*DIRECTIONS*
Find each line with "text" and copy it.

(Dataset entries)
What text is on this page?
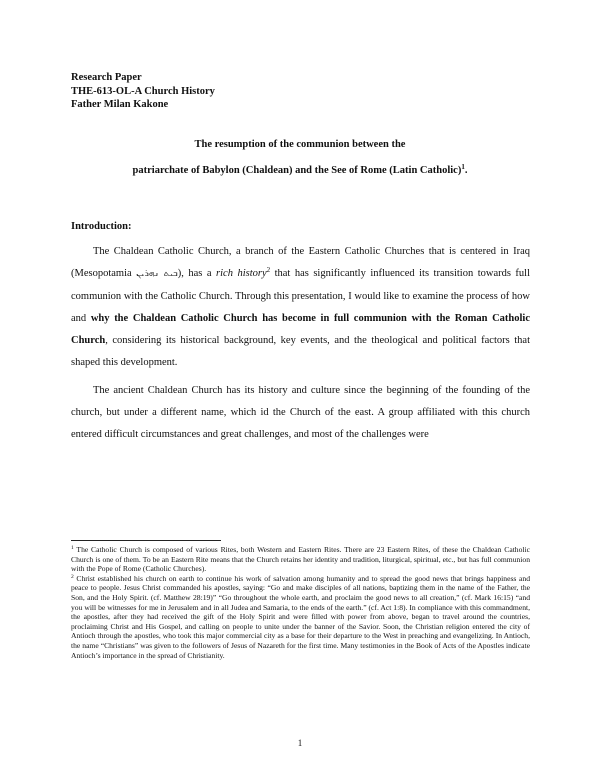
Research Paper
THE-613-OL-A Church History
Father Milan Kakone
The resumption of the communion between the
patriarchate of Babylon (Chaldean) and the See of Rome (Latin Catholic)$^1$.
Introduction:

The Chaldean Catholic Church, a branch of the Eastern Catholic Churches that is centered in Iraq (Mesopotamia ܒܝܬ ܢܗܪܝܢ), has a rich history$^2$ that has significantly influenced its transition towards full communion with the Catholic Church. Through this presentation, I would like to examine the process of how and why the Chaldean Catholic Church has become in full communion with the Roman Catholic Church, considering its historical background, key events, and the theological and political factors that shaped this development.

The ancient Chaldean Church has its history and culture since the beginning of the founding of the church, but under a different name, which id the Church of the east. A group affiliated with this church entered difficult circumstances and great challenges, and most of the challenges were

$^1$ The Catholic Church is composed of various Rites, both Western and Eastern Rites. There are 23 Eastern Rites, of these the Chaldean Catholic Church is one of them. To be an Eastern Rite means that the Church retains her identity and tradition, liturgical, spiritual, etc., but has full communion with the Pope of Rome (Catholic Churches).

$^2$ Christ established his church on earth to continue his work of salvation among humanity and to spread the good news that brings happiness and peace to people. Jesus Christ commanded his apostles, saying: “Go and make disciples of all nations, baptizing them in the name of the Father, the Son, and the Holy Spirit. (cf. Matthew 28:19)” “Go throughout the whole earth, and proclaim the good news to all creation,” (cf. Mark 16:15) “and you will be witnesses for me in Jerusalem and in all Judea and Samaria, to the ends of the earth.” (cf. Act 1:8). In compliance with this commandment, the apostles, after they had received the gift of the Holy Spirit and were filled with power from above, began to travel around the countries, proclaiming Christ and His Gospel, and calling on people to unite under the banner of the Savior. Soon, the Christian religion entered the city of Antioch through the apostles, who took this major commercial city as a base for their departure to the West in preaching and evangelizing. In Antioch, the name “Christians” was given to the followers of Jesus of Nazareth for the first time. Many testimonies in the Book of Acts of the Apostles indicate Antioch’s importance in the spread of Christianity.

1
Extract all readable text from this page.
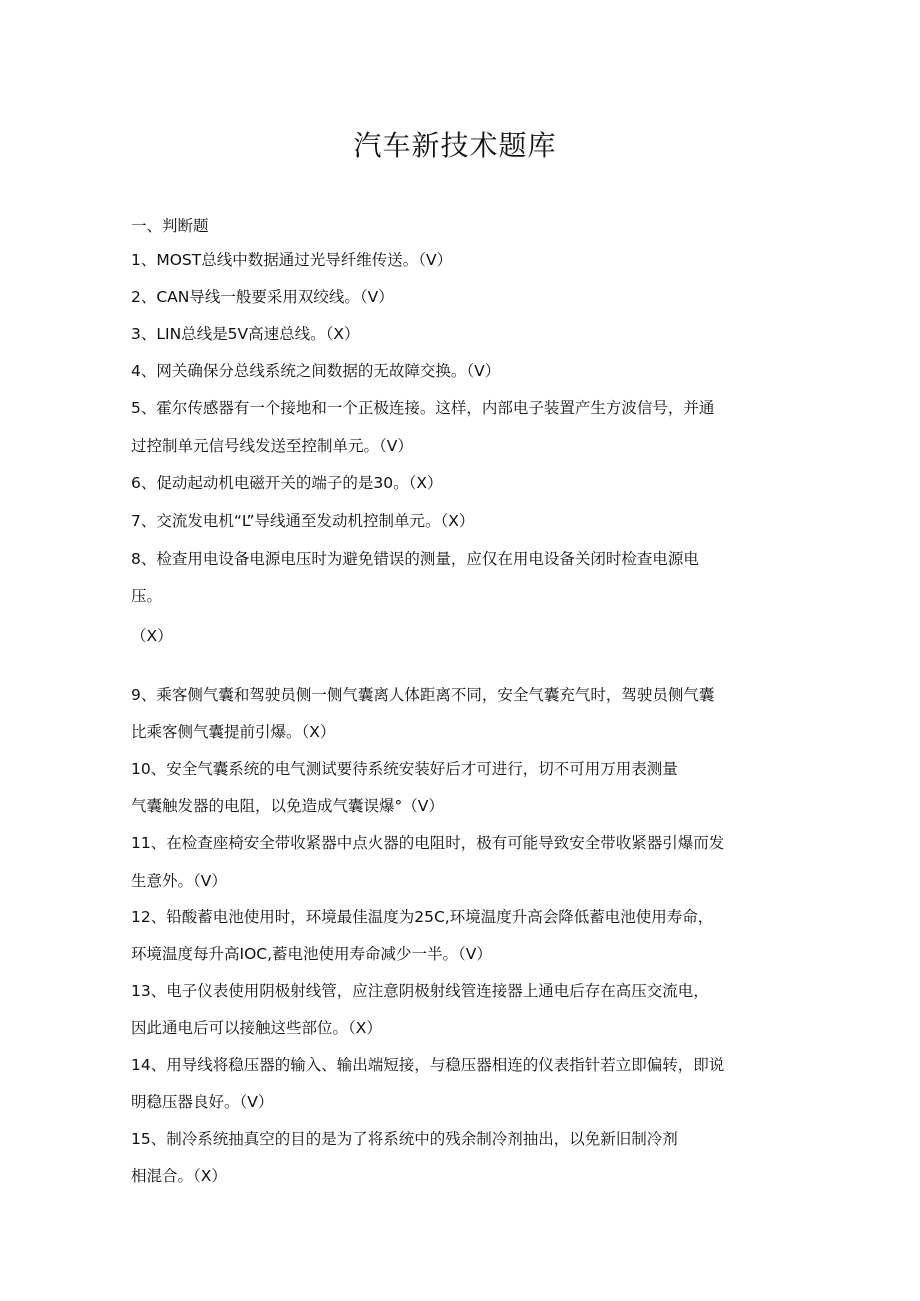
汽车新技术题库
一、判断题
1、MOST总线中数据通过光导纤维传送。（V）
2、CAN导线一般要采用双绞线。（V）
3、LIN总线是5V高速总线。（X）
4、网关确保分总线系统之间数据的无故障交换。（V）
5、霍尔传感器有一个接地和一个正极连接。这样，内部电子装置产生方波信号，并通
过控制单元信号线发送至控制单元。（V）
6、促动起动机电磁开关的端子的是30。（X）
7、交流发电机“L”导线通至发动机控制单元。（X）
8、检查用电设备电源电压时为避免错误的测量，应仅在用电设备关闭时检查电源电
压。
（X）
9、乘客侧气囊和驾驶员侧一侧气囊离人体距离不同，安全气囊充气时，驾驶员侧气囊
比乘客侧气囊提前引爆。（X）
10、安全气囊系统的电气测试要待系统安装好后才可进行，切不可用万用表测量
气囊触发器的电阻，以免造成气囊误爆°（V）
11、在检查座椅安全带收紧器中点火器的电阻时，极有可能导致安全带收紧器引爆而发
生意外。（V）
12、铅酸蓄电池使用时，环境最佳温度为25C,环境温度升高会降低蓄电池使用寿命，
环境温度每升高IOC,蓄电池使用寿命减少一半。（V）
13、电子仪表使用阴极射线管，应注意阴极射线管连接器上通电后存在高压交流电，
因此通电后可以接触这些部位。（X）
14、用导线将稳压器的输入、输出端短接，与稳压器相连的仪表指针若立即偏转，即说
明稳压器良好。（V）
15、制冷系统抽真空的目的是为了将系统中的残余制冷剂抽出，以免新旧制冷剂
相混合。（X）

*RESPONSE*
What text is on this page?
Extract all readable text from this page.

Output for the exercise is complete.